The input:
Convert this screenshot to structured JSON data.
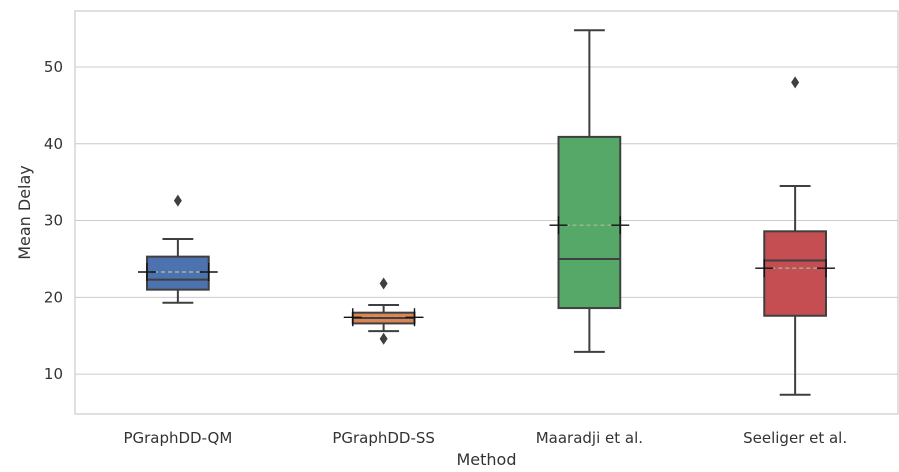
{
  "chart_data": {
    "type": "box",
    "xlabel": "Method",
    "ylabel": "Mean Delay",
    "ylim": [
      4.8,
      57.3
    ],
    "yticks": [
      10,
      20,
      30,
      40,
      50
    ],
    "grid": "horizontal",
    "categories": [
      "PGraphDD-QM",
      "PGraphDD-SS",
      "Maaradji et al.",
      "Seeliger et al."
    ],
    "colors": [
      "#4c72b0",
      "#dd8452",
      "#55a868",
      "#c44e52"
    ],
    "mean_marker": "+",
    "boxes": [
      {
        "category": "PGraphDD-QM",
        "whisker_low": 19.3,
        "q1": 21.0,
        "median": 22.3,
        "q3": 25.3,
        "whisker_high": 27.6,
        "mean": 23.3,
        "outliers": [
          32.6
        ]
      },
      {
        "category": "PGraphDD-SS",
        "whisker_low": 15.6,
        "q1": 16.6,
        "median": 17.3,
        "q3": 18.0,
        "whisker_high": 19.0,
        "mean": 17.4,
        "outliers": [
          21.8,
          14.6
        ]
      },
      {
        "category": "Maaradji et al.",
        "whisker_low": 12.9,
        "q1": 18.6,
        "median": 25.0,
        "q3": 40.9,
        "whisker_high": 54.8,
        "mean": 29.4,
        "outliers": []
      },
      {
        "category": "Seeliger et al.",
        "whisker_low": 7.3,
        "q1": 17.6,
        "median": 24.8,
        "q3": 28.6,
        "whisker_high": 34.5,
        "mean": 23.8,
        "outliers": [
          48.0
        ]
      }
    ]
  }
}
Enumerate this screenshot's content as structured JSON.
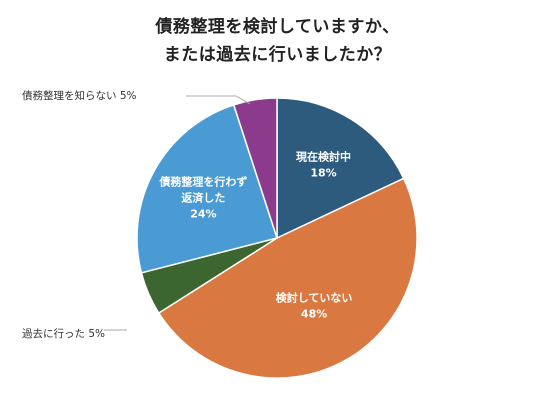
{
  "chart_data": {
    "type": "pie",
    "title_lines": [
      "債務整理を検討していますか、",
      "または過去に行いましたか？"
    ],
    "slices": [
      {
        "name": "現在検討中",
        "value": 18,
        "label_lines": [
          "現在検討中"
        ],
        "value_label": "18%",
        "color": "#2d5b7e",
        "label_pos": "inside"
      },
      {
        "name": "検討していない",
        "value": 48,
        "label_lines": [
          "検討していない"
        ],
        "value_label": "48%",
        "color": "#d97840",
        "label_pos": "inside"
      },
      {
        "name": "過去に行った",
        "value": 5,
        "label_lines": [
          "過去に行った 5%"
        ],
        "value_label": "",
        "color": "#3c6630",
        "label_pos": "outside"
      },
      {
        "name": "債務整理を行わず返済した",
        "value": 24,
        "label_lines": [
          "債務整理を行わず",
          "返済した"
        ],
        "value_label": "24%",
        "color": "#4a9ad4",
        "label_pos": "inside"
      },
      {
        "name": "債務整理を知らない",
        "value": 5,
        "label_lines": [
          "債務整理を知らない 5%"
        ],
        "value_label": "",
        "color": "#8c3a8c",
        "label_pos": "outside"
      }
    ],
    "start_angle_deg": 0,
    "direction": "clockwise",
    "legend": "none"
  }
}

Written instruction: Which lines include the word "Seeliger"? Copy every one of them.

Answer to this exercise:
      "Seeliger et al."
        "category": "Seeliger et al.",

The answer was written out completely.